■ Erfasste Daten:
------------------------------------------------------------

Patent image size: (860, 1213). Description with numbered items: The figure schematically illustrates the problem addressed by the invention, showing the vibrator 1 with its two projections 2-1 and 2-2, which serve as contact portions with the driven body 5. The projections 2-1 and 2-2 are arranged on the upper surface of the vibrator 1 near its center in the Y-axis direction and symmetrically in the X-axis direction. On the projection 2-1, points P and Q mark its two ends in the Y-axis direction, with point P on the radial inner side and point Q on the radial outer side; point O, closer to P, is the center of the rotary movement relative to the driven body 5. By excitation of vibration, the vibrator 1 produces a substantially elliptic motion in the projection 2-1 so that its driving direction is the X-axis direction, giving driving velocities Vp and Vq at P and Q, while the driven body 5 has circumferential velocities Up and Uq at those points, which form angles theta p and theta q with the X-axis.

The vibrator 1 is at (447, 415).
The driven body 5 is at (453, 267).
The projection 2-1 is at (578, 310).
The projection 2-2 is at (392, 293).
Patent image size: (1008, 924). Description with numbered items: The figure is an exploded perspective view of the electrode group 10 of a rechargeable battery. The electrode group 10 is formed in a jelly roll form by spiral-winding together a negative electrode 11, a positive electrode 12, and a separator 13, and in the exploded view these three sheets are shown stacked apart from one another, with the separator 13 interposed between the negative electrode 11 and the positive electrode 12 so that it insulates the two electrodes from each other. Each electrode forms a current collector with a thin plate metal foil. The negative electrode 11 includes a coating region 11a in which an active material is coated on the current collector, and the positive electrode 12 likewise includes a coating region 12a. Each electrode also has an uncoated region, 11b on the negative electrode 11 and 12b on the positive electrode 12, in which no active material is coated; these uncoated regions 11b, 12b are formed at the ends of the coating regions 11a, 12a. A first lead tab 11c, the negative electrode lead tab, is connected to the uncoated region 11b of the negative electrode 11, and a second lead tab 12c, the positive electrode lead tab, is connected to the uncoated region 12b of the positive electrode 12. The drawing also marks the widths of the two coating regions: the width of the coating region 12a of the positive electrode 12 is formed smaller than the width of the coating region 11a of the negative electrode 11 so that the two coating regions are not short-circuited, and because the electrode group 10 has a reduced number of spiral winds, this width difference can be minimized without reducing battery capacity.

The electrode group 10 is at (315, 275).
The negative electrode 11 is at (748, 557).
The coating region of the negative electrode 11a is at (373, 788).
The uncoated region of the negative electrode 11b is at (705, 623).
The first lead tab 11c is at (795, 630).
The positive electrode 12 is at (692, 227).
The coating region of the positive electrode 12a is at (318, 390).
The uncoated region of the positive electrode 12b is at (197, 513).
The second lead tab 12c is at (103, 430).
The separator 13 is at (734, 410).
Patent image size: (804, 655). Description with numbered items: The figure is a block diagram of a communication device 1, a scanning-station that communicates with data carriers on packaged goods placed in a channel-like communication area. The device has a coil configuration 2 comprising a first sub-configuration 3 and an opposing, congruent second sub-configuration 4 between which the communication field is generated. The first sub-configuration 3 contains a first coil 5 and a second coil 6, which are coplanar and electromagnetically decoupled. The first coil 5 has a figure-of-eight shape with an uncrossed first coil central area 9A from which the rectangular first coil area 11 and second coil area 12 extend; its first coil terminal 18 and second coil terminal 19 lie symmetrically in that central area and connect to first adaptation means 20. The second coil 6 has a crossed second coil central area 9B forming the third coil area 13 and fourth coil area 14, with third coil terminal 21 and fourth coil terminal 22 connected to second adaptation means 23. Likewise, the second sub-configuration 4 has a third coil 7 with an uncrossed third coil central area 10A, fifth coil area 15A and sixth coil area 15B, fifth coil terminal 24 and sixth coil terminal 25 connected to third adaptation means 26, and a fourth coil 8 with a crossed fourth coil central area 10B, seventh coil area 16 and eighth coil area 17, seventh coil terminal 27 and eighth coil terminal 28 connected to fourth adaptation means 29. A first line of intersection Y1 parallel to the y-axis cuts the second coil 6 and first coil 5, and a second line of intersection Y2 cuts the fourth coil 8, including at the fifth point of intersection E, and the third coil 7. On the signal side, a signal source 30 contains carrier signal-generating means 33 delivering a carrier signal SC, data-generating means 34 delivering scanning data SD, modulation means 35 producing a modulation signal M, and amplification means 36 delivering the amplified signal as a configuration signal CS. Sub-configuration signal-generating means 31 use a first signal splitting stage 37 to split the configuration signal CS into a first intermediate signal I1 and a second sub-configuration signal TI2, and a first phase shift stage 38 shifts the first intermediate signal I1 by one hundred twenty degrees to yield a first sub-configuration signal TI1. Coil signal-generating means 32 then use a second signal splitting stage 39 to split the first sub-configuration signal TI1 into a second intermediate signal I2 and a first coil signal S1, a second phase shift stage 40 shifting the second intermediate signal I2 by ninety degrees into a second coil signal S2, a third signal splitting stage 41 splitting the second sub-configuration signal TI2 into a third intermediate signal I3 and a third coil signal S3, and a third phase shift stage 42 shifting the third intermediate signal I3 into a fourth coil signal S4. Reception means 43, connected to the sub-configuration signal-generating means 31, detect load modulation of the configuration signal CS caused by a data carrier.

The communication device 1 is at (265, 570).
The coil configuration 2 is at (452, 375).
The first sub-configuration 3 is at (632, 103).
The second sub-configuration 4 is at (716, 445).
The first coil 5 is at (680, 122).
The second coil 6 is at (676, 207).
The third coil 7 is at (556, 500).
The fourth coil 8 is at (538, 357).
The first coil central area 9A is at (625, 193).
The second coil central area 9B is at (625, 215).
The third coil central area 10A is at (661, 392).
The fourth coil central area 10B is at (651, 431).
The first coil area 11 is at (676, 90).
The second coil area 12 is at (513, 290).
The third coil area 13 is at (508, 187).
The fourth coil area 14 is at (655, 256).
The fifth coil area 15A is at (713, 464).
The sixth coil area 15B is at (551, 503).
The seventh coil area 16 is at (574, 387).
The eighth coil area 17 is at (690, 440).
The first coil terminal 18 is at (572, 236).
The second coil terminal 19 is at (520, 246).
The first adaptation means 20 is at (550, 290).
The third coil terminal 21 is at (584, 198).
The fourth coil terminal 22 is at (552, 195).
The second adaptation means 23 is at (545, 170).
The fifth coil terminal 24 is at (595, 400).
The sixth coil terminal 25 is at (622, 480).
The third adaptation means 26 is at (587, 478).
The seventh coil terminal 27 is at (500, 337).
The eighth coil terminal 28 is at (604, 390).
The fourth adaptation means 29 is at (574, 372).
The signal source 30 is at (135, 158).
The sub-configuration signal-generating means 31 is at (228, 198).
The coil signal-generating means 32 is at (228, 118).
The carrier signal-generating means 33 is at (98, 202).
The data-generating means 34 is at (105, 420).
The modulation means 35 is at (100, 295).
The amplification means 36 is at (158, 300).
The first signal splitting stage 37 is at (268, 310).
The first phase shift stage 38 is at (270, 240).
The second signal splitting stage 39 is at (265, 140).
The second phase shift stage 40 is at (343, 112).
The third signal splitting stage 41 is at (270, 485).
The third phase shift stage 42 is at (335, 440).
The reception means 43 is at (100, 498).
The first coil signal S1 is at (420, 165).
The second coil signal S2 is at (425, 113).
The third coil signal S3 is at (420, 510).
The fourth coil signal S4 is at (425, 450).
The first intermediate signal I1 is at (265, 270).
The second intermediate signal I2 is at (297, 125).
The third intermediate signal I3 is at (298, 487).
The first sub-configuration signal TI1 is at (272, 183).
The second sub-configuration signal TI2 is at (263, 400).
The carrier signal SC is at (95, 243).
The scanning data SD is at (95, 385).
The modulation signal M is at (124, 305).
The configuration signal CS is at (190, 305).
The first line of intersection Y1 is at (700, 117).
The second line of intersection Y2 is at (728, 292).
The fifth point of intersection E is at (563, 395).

------------------------------------------------------------

■ DEINE AUFGABE: Kannst du sämtliche Zeilen aller Datensätze oben ohne die Leerzeilen in eine Markdown-Tabelle übertragen? Nutze die Spalte „Nr“ für eine fortlaufende Zeilennummer und die Spalte „Zeile“ für den Wortlaut der jeweiligen Zeile.

■ DIE ANTWORT:
| Nr | Zeile |
|---|---|
| 1 | Patent image size: (860, 1213). Description with numbered items: The figure schematically illustrates the problem addressed by the invention, showing the vibrator 1 with its two projections 2-1 and 2-2, which serve as contact portions with the driven body 5. The projections 2-1 and 2-2 are arranged on the upper surface of the vibrator 1 near its center in the Y-axis direction and symmetrically in the X-axis direction. On the projection 2-1, points P and Q mark its two ends in the Y-axis direction, with point P on the radial inner side and point Q on the radial outer side; point O, closer to P, is the center of the rotary movement relative to the driven body 5. By excitation of vibration, the vibrator 1 produces a substantially elliptic motion in the projection 2-1 so that its driving direction is the X-axis direction, giving driving velocities Vp and Vq at P and Q, while the driven body 5 has circumferential velocities Up and Uq at those points, which form angles theta p and theta q with the X-axis. |
| 2 | The vibrator 1 is at (447, 415). |
| 3 | The driven body 5 is at (453, 267). |
| 4 | The projection 2-1 is at (578, 310). |
| 5 | The projection 2-2 is at (392, 293). |
| 6 | Patent image size: (1008, 924). Description with numbered items: The figure is an exploded perspective view of the electrode group 10 of a rechargeable battery. The electrode group 10 is formed in a jelly roll form by spiral-winding together a negative electrode 11, a positive electrode 12, and a separator 13, and in the exploded view these three sheets are shown stacked apart from one another, with the separator 13 interposed between the negative electrode 11 and the positive electrode 12 so that it insulates the two electrodes from each other. Each electrode forms a current collector with a thin plate metal foil. The negative electrode 11 includes a coating region 11a in which an active material is coated on the current collector, and the positive electrode 12 likewise includes a coating region 12a. Each electrode also has an uncoated region, 11b on the negative electrode 11 and 12b on the positive electrode 12, in which no active material is coated; these uncoated regions 11b, 12b are formed at the ends of the coating regions 11a, 12a. A first lead tab 11c, the negative electrode lead tab, is connected to the uncoated region 11b of the negative electrode 11, and a second lead tab 12c, the positive electrode lead tab, is connected to the uncoated region 12b of the positive electrode 12. The drawing also marks the widths of the two coating regions: the width of the coating region 12a of the positive electrode 12 is formed smaller than the width of the coating region 11a of the negative electrode 11 so that the two coating regions are not short-circuited, and because the electrode group 10 has a reduced number of spiral winds, this width difference can be minimized without reducing battery capacity. |
| 7 | The electrode group 10 is at (315, 275). |
| 8 | The negative electrode 11 is at (748, 557). |
| 9 | The coating region of the negative electrode 11a is at (373, 788). |
| 10 | The uncoated region of the negative electrode 11b is at (705, 623). |
| 11 | The first lead tab 11c is at (795, 630). |
| 12 | The positive electrode 12 is at (692, 227). |
| 13 | The coating region of the positive electrode 12a is at (318, 390). |
| 14 | The uncoated region of the positive electrode 12b is at (197, 513). |
| 15 | The second lead tab 12c is at (103, 430). |
| 16 | The separator 13 is at (734, 410). |
| 17 | Patent image size: (804, 655). Description with numbered items: The figure is a block diagram of a communication device 1, a scanning-station that communicates with data carriers on packaged goods placed in a channel-like communication area. The device has a coil configuration 2 comprising a first sub-configuration 3 and an opposing, congruent second sub-configuration 4 between which the communication field is generated. The first sub-configuration 3 contains a first coil 5 and a second coil 6, which are coplanar and electromagnetically decoupled. The first coil 5 has a figure-of-eight shape with an uncrossed first coil central area 9A from which the rectangular first coil area 11 and second coil area 12 extend; its first coil terminal 18 and second coil terminal 19 lie symmetrically in that central area and connect to first adaptation means 20. The second coil 6 has a crossed second coil central area 9B forming the third coil area 13 and fourth coil area 14, with third coil terminal 21 and fourth coil terminal 22 connected to second adaptation means 23. Likewise, the second sub-configuration 4 has a third coil 7 with an uncrossed third coil central area 10A, fifth coil area 15A and sixth coil area 15B, fifth coil terminal 24 and sixth coil terminal 25 connected to third adaptation means 26, and a fourth coil 8 with a crossed fourth coil central area 10B, seventh coil area 16 and eighth coil area 17, seventh coil terminal 27 and eighth coil terminal 28 connected to fourth adaptation means 29. A first line of intersection Y1 parallel to the y-axis cuts the second coil 6 and first coil 5, and a second line of intersection Y2 cuts the fourth coil 8, including at the fifth point of intersection E, and the third coil 7. On the signal side, a signal source 30 contains carrier signal-generating means 33 delivering a carrier signal SC, data-generating means 34 delivering scanning data SD, modulation means 35 producing a modulation signal M, and amplification means 36 delivering the amplified signal as a configuration signal CS. Sub-configuration signal-generating means 31 use a first signal splitting stage 37 to split the configuration signal CS into a first intermediate signal I1 and a second sub-configuration signal TI2, and a first phase shift stage 38 shifts the first intermediate signal I1 by one hundred twenty degrees to yield a first sub-configuration signal TI1. Coil signal-generating means 32 then use a second signal splitting stage 39 to split the first sub-configuration signal TI1 into a second intermediate signal I2 and a first coil signal S1, a second phase shift stage 40 shifting the second intermediate signal I2 by ninety degrees into a second coil signal S2, a third signal splitting stage 41 splitting the second sub-configuration signal TI2 into a third intermediate signal I3 and a third coil signal S3, and a third phase shift stage 42 shifting the third intermediate signal I3 into a fourth coil signal S4. Reception means 43, connected to the sub-configuration signal-generating means 31, detect load modulation of the configuration signal CS caused by a data carrier. |
| 18 | The communication device 1 is at (265, 570). |
| 19 | The coil configuration 2 is at (452, 375). |
| 20 | The first sub-configuration 3 is at (632, 103). |
| 21 | The second sub-configuration 4 is at (716, 445). |
| 22 | The first coil 5 is at (680, 122). |
| 23 | The second coil 6 is at (676, 207). |
| 24 | The third coil 7 is at (556, 500). |
| 25 | The fourth coil 8 is at (538, 357). |
| 26 | The first coil central area 9A is at (625, 193). |
| 27 | The second coil central area 9B is at (625, 215). |
| 28 | The third coil central area 10A is at (661, 392). |
| 29 | The fourth coil central area 10B is at (651, 431). |
| 30 | The first coil area 11 is at (676, 90). |
| 31 | The second coil area 12 is at (513, 290). |
| 32 | The third coil area 13 is at (508, 187). |
| 33 | The fourth coil area 14 is at (655, 256). |
| 34 | The fifth coil area 15A is at (713, 464). |
| 35 | The sixth coil area 15B is at (551, 503). |
| 36 | The seventh coil area 16 is at (574, 387). |
| 37 | The eighth coil area 17 is at (690, 440). |
| 38 | The first coil terminal 18 is at (572, 236). |
| 39 | The second coil terminal 19 is at (520, 246). |
| 40 | The first adaptation means 20 is at (550, 290). |
| 41 | The third coil terminal 21 is at (584, 198). |
| 42 | The fourth coil terminal 22 is at (552, 195). |
| 43 | The second adaptation means 23 is at (545, 170). |
| 44 | The fifth coil terminal 24 is at (595, 400). |
| 45 | The sixth coil terminal 25 is at (622, 480). |
| 46 | The third adaptation means 26 is at (587, 478). |
| 47 | The seventh coil terminal 27 is at (500, 337). |
| 48 | The eighth coil terminal 28 is at (604, 390). |
| 49 | The fourth adaptation means 29 is at (574, 372). |
| 50 | The signal source 30 is at (135, 158). |
| 51 | The sub-configuration signal-generating means 31 is at (228, 198). |
| 52 | The coil signal-generating means 32 is at (228, 118). |
| 53 | The carrier signal-generating means 33 is at (98, 202). |
| 54 | The data-generating means 34 is at (105, 420). |
| 55 | The modulation means 35 is at (100, 295). |
| 56 | The amplification means 36 is at (158, 300). |
| 57 | The first signal splitting stage 37 is at (268, 310). |
| 58 | The first phase shift stage 38 is at (270, 240). |
| 59 | The second signal splitting stage 39 is at (265, 140). |
| 60 | The second phase shift stage 40 is at (343, 112). |
| 61 | The third signal splitting stage 41 is at (270, 485). |
| 62 | The third phase shift stage 42 is at (335, 440). |
| 63 | The reception means 43 is at (100, 498). |
| 64 | The first coil signal S1 is at (420, 165). |
| 65 | The second coil signal S2 is at (425, 113). |
| 66 | The third coil signal S3 is at (420, 510). |
| 67 | The fourth coil signal S4 is at (425, 450). |
| 68 | The first intermediate signal I1 is at (265, 270). |
| 69 | The second intermediate signal I2 is at (297, 125). |
| 70 | The third intermediate signal I3 is at (298, 487). |
| 71 | The first sub-configuration signal TI1 is at (272, 183). |
| 72 | The second sub-configuration signal TI2 is at (263, 400). |
| 73 | The carrier signal SC is at (95, 243). |
| 74 | The scanning data SD is at (95, 385). |
| 75 | The modulation signal M is at (124, 305). |
| 76 | The configuration signal CS is at (190, 305). |
| 77 | The first line of intersection Y1 is at (700, 117). |
| 78 | The second line of intersection Y2 is at (728, 292). |
| 79 | The fifth point of intersection E is at (563, 395). |